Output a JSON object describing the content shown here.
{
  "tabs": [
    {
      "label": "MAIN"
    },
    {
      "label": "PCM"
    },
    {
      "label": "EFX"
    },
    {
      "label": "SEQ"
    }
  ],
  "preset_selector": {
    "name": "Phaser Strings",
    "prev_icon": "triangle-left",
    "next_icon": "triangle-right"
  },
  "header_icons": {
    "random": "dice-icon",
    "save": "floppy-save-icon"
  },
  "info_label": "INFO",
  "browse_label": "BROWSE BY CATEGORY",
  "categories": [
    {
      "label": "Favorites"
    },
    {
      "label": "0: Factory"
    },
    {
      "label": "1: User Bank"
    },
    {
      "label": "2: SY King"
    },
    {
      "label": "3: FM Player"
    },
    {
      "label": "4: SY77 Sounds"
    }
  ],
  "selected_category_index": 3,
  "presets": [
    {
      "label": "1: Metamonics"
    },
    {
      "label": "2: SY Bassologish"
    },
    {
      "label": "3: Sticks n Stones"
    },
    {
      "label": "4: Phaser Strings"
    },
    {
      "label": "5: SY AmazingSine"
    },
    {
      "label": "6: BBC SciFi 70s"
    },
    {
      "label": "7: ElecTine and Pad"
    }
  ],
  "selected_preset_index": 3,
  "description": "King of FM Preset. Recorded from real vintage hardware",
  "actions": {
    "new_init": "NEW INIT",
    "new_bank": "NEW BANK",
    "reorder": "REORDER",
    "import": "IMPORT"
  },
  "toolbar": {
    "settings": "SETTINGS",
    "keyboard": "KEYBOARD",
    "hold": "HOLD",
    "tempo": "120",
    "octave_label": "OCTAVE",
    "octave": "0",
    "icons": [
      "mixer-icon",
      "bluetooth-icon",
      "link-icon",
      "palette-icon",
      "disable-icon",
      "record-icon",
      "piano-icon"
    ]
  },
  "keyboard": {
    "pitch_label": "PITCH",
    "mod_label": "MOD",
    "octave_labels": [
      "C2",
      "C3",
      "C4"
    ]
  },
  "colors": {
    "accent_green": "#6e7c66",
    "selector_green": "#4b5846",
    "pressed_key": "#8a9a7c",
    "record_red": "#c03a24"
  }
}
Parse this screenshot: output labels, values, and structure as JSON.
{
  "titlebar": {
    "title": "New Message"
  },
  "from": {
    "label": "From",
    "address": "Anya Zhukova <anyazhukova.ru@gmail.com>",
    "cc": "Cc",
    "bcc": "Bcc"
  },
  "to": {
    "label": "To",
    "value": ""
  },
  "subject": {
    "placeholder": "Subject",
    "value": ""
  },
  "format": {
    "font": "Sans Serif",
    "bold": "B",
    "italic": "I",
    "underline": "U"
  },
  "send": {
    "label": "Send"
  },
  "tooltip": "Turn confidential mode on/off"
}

※

▸ Challenge: Extract, word for word, each line of the listing above.

▸ Correct result:
Output a JSON object describing the content shown here.
{
  "tabs": [
    {
      "label": "MAIN"
    },
    {
      "label": "PCM"
    },
    {
      "label": "EFX"
    },
    {
      "label": "SEQ"
    }
  ],
  "preset_selector": {
    "name": "Phaser Strings",
    "prev_icon": "triangle-left",
    "next_icon": "triangle-right"
  },
  "header_icons": {
    "random": "dice-icon",
    "save": "floppy-save-icon"
  },
  "info_label": "INFO",
  "browse_label": "BROWSE BY CATEGORY",
  "categories": [
    {
      "label": "Favorites"
    },
    {
      "label": "0: Factory"
    },
    {
      "label": "1: User Bank"
    },
    {
      "label": "2: SY King"
    },
    {
      "label": "3: FM Player"
    },
    {
      "label": "4: SY77 Sounds"
    }
  ],
  "selected_category_index": 3,
  "presets": [
    {
      "label": "1: Metamonics"
    },
    {
      "label": "2: SY Bassologish"
    },
    {
      "label": "3: Sticks n Stones"
    },
    {
      "label": "4: Phaser Strings"
    },
    {
      "label": "5: SY AmazingSine"
    },
    {
      "label": "6: BBC SciFi 70s"
    },
    {
      "label": "7: ElecTine and Pad"
    }
  ],
  "selected_preset_index": 3,
  "description": "King of FM Preset. Recorded from real vintage hardware",
  "actions": {
    "new_init": "NEW INIT",
    "new_bank": "NEW BANK",
    "reorder": "REORDER",
    "import": "IMPORT"
  },
  "toolbar": {
    "settings": "SETTINGS",
    "keyboard": "KEYBOARD",
    "hold": "HOLD",
    "tempo": "120",
    "octave_label": "OCTAVE",
    "octave": "0",
    "icons": [
      "mixer-icon",
      "bluetooth-icon",
      "link-icon",
      "palette-icon",
      "disable-icon",
      "record-icon",
      "piano-icon"
    ]
  },
  "keyboard": {
    "pitch_label": "PITCH",
    "mod_label": "MOD",
    "octave_labels": [
      "C2",
      "C3",
      "C4"
    ]
  },
  "colors": {
    "accent_green": "#6e7c66",
    "selector_green": "#4b5846",
    "pressed_key": "#8a9a7c",
    "record_red": "#c03a24"
  }
}
Parse this screenshot: output labels, values, and structure as JSON.
{
  "titlebar": {
    "title": "New Message"
  },
  "from": {
    "label": "From",
    "address": "Anya Zhukova <anyazhukova.ru@gmail.com>",
    "cc": "Cc",
    "bcc": "Bcc"
  },
  "to": {
    "label": "To",
    "value": ""
  },
  "subject": {
    "placeholder": "Subject",
    "value": ""
  },
  "format": {
    "font": "Sans Serif",
    "bold": "B",
    "italic": "I",
    "underline": "U"
  },
  "send": {
    "label": "Send"
  },
  "tooltip": "Turn confidential mode on/off"
}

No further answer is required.